• _Task to carry out_: Below are some entries. Output each one exactly as it appears.

• _Data shown_:
════════
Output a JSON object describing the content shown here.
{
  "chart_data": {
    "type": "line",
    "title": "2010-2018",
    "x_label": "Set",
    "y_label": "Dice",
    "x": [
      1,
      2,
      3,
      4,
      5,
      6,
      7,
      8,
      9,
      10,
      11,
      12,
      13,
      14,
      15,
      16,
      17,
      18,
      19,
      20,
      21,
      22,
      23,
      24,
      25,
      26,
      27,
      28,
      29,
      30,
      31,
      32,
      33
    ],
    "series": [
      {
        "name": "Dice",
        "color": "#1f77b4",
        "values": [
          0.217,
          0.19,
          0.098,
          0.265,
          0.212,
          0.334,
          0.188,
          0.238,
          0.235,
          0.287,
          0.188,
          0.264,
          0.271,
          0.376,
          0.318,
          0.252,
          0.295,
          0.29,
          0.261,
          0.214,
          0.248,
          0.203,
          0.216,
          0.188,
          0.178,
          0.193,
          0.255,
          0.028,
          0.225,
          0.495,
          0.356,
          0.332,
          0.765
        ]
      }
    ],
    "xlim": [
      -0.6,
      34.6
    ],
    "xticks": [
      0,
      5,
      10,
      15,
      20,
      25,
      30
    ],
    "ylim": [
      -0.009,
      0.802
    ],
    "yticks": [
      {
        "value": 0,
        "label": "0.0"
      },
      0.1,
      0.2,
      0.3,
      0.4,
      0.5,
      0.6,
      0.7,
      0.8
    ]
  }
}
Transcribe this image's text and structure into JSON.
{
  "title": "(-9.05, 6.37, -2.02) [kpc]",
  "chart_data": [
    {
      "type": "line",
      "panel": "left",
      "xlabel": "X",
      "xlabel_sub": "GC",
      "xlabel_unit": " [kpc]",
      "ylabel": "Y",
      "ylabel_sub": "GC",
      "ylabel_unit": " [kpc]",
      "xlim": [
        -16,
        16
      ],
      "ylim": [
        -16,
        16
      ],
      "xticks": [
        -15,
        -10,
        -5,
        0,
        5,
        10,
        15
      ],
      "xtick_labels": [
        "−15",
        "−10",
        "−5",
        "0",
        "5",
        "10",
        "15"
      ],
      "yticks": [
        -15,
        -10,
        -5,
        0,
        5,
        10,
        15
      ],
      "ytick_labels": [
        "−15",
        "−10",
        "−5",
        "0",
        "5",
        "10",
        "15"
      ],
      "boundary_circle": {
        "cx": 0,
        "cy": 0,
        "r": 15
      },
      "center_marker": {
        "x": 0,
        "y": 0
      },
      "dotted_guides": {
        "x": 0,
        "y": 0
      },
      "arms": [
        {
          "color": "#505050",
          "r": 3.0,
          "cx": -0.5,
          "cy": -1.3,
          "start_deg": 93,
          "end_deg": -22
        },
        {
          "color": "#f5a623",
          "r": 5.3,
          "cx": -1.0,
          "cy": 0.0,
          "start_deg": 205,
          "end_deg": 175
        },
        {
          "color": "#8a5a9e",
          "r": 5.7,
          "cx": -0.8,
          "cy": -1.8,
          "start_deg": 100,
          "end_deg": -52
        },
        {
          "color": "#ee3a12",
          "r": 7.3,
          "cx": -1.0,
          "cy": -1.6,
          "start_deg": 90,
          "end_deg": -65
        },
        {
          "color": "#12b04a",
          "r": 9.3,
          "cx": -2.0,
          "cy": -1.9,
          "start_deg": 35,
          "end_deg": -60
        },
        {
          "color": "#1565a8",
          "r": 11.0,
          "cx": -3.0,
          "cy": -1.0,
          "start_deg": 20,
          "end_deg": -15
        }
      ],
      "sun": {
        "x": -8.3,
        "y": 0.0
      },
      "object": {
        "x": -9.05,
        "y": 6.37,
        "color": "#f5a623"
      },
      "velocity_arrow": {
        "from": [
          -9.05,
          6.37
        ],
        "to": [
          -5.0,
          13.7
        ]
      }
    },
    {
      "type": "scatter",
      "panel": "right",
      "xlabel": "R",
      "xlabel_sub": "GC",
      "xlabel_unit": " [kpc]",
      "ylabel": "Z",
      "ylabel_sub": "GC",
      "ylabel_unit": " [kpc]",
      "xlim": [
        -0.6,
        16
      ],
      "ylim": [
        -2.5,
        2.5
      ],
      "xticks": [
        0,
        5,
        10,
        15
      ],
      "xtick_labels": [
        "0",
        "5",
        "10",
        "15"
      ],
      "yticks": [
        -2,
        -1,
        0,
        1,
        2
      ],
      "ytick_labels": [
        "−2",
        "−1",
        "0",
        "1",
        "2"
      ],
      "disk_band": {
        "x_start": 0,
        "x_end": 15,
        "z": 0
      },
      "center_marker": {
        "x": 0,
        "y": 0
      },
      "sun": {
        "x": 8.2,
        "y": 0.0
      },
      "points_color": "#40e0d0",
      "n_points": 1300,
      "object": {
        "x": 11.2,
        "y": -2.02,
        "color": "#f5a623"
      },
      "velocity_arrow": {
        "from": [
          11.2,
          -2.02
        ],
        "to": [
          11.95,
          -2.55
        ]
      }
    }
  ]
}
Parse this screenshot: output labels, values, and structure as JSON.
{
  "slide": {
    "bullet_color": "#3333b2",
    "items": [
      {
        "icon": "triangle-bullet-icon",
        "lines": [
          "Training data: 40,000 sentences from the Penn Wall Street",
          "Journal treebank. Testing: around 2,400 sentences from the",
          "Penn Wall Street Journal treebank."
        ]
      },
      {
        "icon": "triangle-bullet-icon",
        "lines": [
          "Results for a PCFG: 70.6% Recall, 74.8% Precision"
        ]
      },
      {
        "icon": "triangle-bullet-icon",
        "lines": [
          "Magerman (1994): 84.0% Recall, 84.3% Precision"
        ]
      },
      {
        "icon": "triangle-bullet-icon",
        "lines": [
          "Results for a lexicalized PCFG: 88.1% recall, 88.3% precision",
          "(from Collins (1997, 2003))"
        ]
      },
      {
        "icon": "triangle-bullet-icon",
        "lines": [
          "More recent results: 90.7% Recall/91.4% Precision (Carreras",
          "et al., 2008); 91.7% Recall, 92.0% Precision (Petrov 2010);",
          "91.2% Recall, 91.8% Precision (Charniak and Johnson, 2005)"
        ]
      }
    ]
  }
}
════════
• _Result_:
Output a JSON object describing the content shown here.
{
  "chart_data": {
    "type": "line",
    "title": "2010-2018",
    "x_label": "Set",
    "y_label": "Dice",
    "x": [
      1,
      2,
      3,
      4,
      5,
      6,
      7,
      8,
      9,
      10,
      11,
      12,
      13,
      14,
      15,
      16,
      17,
      18,
      19,
      20,
      21,
      22,
      23,
      24,
      25,
      26,
      27,
      28,
      29,
      30,
      31,
      32,
      33
    ],
    "series": [
      {
        "name": "Dice",
        "color": "#1f77b4",
        "values": [
          0.217,
          0.19,
          0.098,
          0.265,
          0.212,
          0.334,
          0.188,
          0.238,
          0.235,
          0.287,
          0.188,
          0.264,
          0.271,
          0.376,
          0.318,
          0.252,
          0.295,
          0.29,
          0.261,
          0.214,
          0.248,
          0.203,
          0.216,
          0.188,
          0.178,
          0.193,
          0.255,
          0.028,
          0.225,
          0.495,
          0.356,
          0.332,
          0.765
        ]
      }
    ],
    "xlim": [
      -0.6,
      34.6
    ],
    "xticks": [
      0,
      5,
      10,
      15,
      20,
      25,
      30
    ],
    "ylim": [
      -0.009,
      0.802
    ],
    "yticks": [
      {
        "value": 0,
        "label": "0.0"
      },
      0.1,
      0.2,
      0.3,
      0.4,
      0.5,
      0.6,
      0.7,
      0.8
    ]
  }
}
Transcribe this image's text and structure into JSON.
{
  "title": "(-9.05, 6.37, -2.02) [kpc]",
  "chart_data": [
    {
      "type": "line",
      "panel": "left",
      "xlabel": "X",
      "xlabel_sub": "GC",
      "xlabel_unit": " [kpc]",
      "ylabel": "Y",
      "ylabel_sub": "GC",
      "ylabel_unit": " [kpc]",
      "xlim": [
        -16,
        16
      ],
      "ylim": [
        -16,
        16
      ],
      "xticks": [
        -15,
        -10,
        -5,
        0,
        5,
        10,
        15
      ],
      "xtick_labels": [
        "−15",
        "−10",
        "−5",
        "0",
        "5",
        "10",
        "15"
      ],
      "yticks": [
        -15,
        -10,
        -5,
        0,
        5,
        10,
        15
      ],
      "ytick_labels": [
        "−15",
        "−10",
        "−5",
        "0",
        "5",
        "10",
        "15"
      ],
      "boundary_circle": {
        "cx": 0,
        "cy": 0,
        "r": 15
      },
      "center_marker": {
        "x": 0,
        "y": 0
      },
      "dotted_guides": {
        "x": 0,
        "y": 0
      },
      "arms": [
        {
          "color": "#505050",
          "r": 3.0,
          "cx": -0.5,
          "cy": -1.3,
          "start_deg": 93,
          "end_deg": -22
        },
        {
          "color": "#f5a623",
          "r": 5.3,
          "cx": -1.0,
          "cy": 0.0,
          "start_deg": 205,
          "end_deg": 175
        },
        {
          "color": "#8a5a9e",
          "r": 5.7,
          "cx": -0.8,
          "cy": -1.8,
          "start_deg": 100,
          "end_deg": -52
        },
        {
          "color": "#ee3a12",
          "r": 7.3,
          "cx": -1.0,
          "cy": -1.6,
          "start_deg": 90,
          "end_deg": -65
        },
        {
          "color": "#12b04a",
          "r": 9.3,
          "cx": -2.0,
          "cy": -1.9,
          "start_deg": 35,
          "end_deg": -60
        },
        {
          "color": "#1565a8",
          "r": 11.0,
          "cx": -3.0,
          "cy": -1.0,
          "start_deg": 20,
          "end_deg": -15
        }
      ],
      "sun": {
        "x": -8.3,
        "y": 0.0
      },
      "object": {
        "x": -9.05,
        "y": 6.37,
        "color": "#f5a623"
      },
      "velocity_arrow": {
        "from": [
          -9.05,
          6.37
        ],
        "to": [
          -5.0,
          13.7
        ]
      }
    },
    {
      "type": "scatter",
      "panel": "right",
      "xlabel": "R",
      "xlabel_sub": "GC",
      "xlabel_unit": " [kpc]",
      "ylabel": "Z",
      "ylabel_sub": "GC",
      "ylabel_unit": " [kpc]",
      "xlim": [
        -0.6,
        16
      ],
      "ylim": [
        -2.5,
        2.5
      ],
      "xticks": [
        0,
        5,
        10,
        15
      ],
      "xtick_labels": [
        "0",
        "5",
        "10",
        "15"
      ],
      "yticks": [
        -2,
        -1,
        0,
        1,
        2
      ],
      "ytick_labels": [
        "−2",
        "−1",
        "0",
        "1",
        "2"
      ],
      "disk_band": {
        "x_start": 0,
        "x_end": 15,
        "z": 0
      },
      "center_marker": {
        "x": 0,
        "y": 0
      },
      "sun": {
        "x": 8.2,
        "y": 0.0
      },
      "points_color": "#40e0d0",
      "n_points": 1300,
      "object": {
        "x": 11.2,
        "y": -2.02,
        "color": "#f5a623"
      },
      "velocity_arrow": {
        "from": [
          11.2,
          -2.02
        ],
        "to": [
          11.95,
          -2.55
        ]
      }
    }
  ]
}
Parse this screenshot: output labels, values, and structure as JSON.
{
  "slide": {
    "bullet_color": "#3333b2",
    "items": [
      {
        "icon": "triangle-bullet-icon",
        "lines": [
          "Training data: 40,000 sentences from the Penn Wall Street",
          "Journal treebank. Testing: around 2,400 sentences from the",
          "Penn Wall Street Journal treebank."
        ]
      },
      {
        "icon": "triangle-bullet-icon",
        "lines": [
          "Results for a PCFG: 70.6% Recall, 74.8% Precision"
        ]
      },
      {
        "icon": "triangle-bullet-icon",
        "lines": [
          "Magerman (1994): 84.0% Recall, 84.3% Precision"
        ]
      },
      {
        "icon": "triangle-bullet-icon",
        "lines": [
          "Results for a lexicalized PCFG: 88.1% recall, 88.3% precision",
          "(from Collins (1997, 2003))"
        ]
      },
      {
        "icon": "triangle-bullet-icon",
        "lines": [
          "More recent results: 90.7% Recall/91.4% Precision (Carreras",
          "et al., 2008); 91.7% Recall, 92.0% Precision (Petrov 2010);",
          "91.2% Recall, 91.8% Precision (Charniak and Johnson, 2005)"
        ]
      }
    ]
  }
}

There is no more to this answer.